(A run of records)
[Start]

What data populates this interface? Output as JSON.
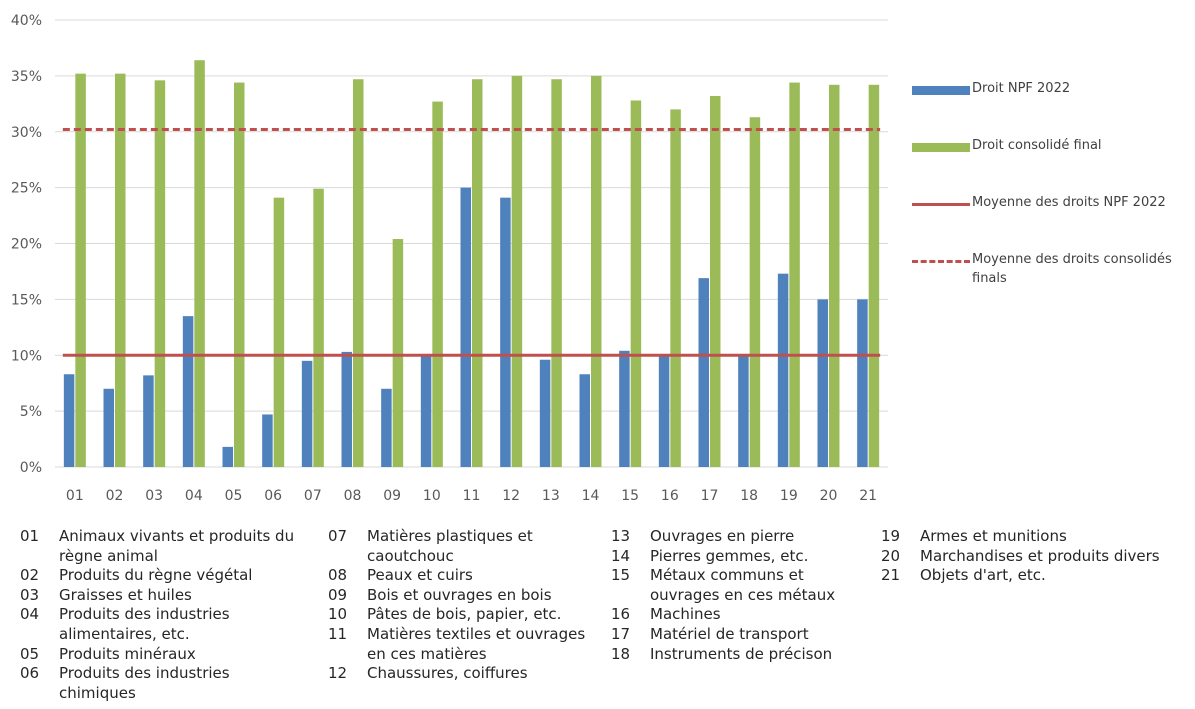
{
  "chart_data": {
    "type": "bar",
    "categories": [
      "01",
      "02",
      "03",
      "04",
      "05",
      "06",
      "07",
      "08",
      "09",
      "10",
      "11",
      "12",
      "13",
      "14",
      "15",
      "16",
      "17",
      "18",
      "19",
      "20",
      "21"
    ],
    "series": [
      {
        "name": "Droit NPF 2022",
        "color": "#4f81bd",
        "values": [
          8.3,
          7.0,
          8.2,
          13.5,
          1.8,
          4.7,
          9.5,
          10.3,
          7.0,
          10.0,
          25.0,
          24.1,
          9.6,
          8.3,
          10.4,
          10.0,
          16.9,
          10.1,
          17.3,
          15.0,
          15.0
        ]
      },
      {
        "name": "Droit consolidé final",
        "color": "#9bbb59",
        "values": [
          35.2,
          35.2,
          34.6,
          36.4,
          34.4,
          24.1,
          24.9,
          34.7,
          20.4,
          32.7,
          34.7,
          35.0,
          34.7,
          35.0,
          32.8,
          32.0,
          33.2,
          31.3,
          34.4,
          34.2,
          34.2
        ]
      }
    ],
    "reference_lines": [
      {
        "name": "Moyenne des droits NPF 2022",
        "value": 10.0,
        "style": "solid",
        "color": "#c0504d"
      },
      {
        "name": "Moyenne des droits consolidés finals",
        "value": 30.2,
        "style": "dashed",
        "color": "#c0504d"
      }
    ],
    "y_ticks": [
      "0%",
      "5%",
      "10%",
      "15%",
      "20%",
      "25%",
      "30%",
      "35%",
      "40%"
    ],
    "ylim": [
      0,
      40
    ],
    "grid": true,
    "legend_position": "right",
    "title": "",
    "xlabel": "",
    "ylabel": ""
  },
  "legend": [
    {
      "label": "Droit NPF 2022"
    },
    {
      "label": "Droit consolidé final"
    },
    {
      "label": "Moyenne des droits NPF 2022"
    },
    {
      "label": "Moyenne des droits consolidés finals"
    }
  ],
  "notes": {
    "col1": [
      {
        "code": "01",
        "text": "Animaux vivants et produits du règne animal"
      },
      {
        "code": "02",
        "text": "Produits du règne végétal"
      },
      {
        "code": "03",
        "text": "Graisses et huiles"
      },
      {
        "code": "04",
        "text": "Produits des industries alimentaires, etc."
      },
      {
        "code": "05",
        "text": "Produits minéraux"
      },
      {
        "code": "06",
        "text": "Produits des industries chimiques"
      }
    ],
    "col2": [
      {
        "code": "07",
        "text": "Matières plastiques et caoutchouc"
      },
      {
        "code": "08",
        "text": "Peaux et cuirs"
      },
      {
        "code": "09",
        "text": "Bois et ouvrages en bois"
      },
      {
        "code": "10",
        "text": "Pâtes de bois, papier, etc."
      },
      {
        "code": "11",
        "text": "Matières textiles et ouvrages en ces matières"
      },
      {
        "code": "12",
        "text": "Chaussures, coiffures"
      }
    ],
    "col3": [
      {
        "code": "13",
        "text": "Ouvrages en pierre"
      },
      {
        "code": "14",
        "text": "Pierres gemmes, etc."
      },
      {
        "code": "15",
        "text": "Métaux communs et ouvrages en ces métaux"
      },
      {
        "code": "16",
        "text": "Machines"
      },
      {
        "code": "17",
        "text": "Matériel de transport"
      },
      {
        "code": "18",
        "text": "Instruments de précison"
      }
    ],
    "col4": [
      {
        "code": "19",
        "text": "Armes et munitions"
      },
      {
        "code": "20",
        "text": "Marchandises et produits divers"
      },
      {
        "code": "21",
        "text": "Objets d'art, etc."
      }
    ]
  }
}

[End]

#### DIRECTIONS FOR THIS TASK
Quote every line word for word and keep the images out of the copy.

#### WRITTEN SOLUTION
What data populates this interface? Output as JSON.
{
  "chart_data": {
    "type": "bar",
    "categories": [
      "01",
      "02",
      "03",
      "04",
      "05",
      "06",
      "07",
      "08",
      "09",
      "10",
      "11",
      "12",
      "13",
      "14",
      "15",
      "16",
      "17",
      "18",
      "19",
      "20",
      "21"
    ],
    "series": [
      {
        "name": "Droit NPF 2022",
        "color": "#4f81bd",
        "values": [
          8.3,
          7.0,
          8.2,
          13.5,
          1.8,
          4.7,
          9.5,
          10.3,
          7.0,
          10.0,
          25.0,
          24.1,
          9.6,
          8.3,
          10.4,
          10.0,
          16.9,
          10.1,
          17.3,
          15.0,
          15.0
        ]
      },
      {
        "name": "Droit consolidé final",
        "color": "#9bbb59",
        "values": [
          35.2,
          35.2,
          34.6,
          36.4,
          34.4,
          24.1,
          24.9,
          34.7,
          20.4,
          32.7,
          34.7,
          35.0,
          34.7,
          35.0,
          32.8,
          32.0,
          33.2,
          31.3,
          34.4,
          34.2,
          34.2
        ]
      }
    ],
    "reference_lines": [
      {
        "name": "Moyenne des droits NPF 2022",
        "value": 10.0,
        "style": "solid",
        "color": "#c0504d"
      },
      {
        "name": "Moyenne des droits consolidés finals",
        "value": 30.2,
        "style": "dashed",
        "color": "#c0504d"
      }
    ],
    "y_ticks": [
      "0%",
      "5%",
      "10%",
      "15%",
      "20%",
      "25%",
      "30%",
      "35%",
      "40%"
    ],
    "ylim": [
      0,
      40
    ],
    "grid": true,
    "legend_position": "right",
    "title": "",
    "xlabel": "",
    "ylabel": ""
  },
  "legend": [
    {
      "label": "Droit NPF 2022"
    },
    {
      "label": "Droit consolidé final"
    },
    {
      "label": "Moyenne des droits NPF 2022"
    },
    {
      "label": "Moyenne des droits consolidés finals"
    }
  ],
  "notes": {
    "col1": [
      {
        "code": "01",
        "text": "Animaux vivants et produits du règne animal"
      },
      {
        "code": "02",
        "text": "Produits du règne végétal"
      },
      {
        "code": "03",
        "text": "Graisses et huiles"
      },
      {
        "code": "04",
        "text": "Produits des industries alimentaires, etc."
      },
      {
        "code": "05",
        "text": "Produits minéraux"
      },
      {
        "code": "06",
        "text": "Produits des industries chimiques"
      }
    ],
    "col2": [
      {
        "code": "07",
        "text": "Matières plastiques et caoutchouc"
      },
      {
        "code": "08",
        "text": "Peaux et cuirs"
      },
      {
        "code": "09",
        "text": "Bois et ouvrages en bois"
      },
      {
        "code": "10",
        "text": "Pâtes de bois, papier, etc."
      },
      {
        "code": "11",
        "text": "Matières textiles et ouvrages en ces matières"
      },
      {
        "code": "12",
        "text": "Chaussures, coiffures"
      }
    ],
    "col3": [
      {
        "code": "13",
        "text": "Ouvrages en pierre"
      },
      {
        "code": "14",
        "text": "Pierres gemmes, etc."
      },
      {
        "code": "15",
        "text": "Métaux communs et ouvrages en ces métaux"
      },
      {
        "code": "16",
        "text": "Machines"
      },
      {
        "code": "17",
        "text": "Matériel de transport"
      },
      {
        "code": "18",
        "text": "Instruments de précison"
      }
    ],
    "col4": [
      {
        "code": "19",
        "text": "Armes et munitions"
      },
      {
        "code": "20",
        "text": "Marchandises et produits divers"
      },
      {
        "code": "21",
        "text": "Objets d'art, etc."
      }
    ]
  }
}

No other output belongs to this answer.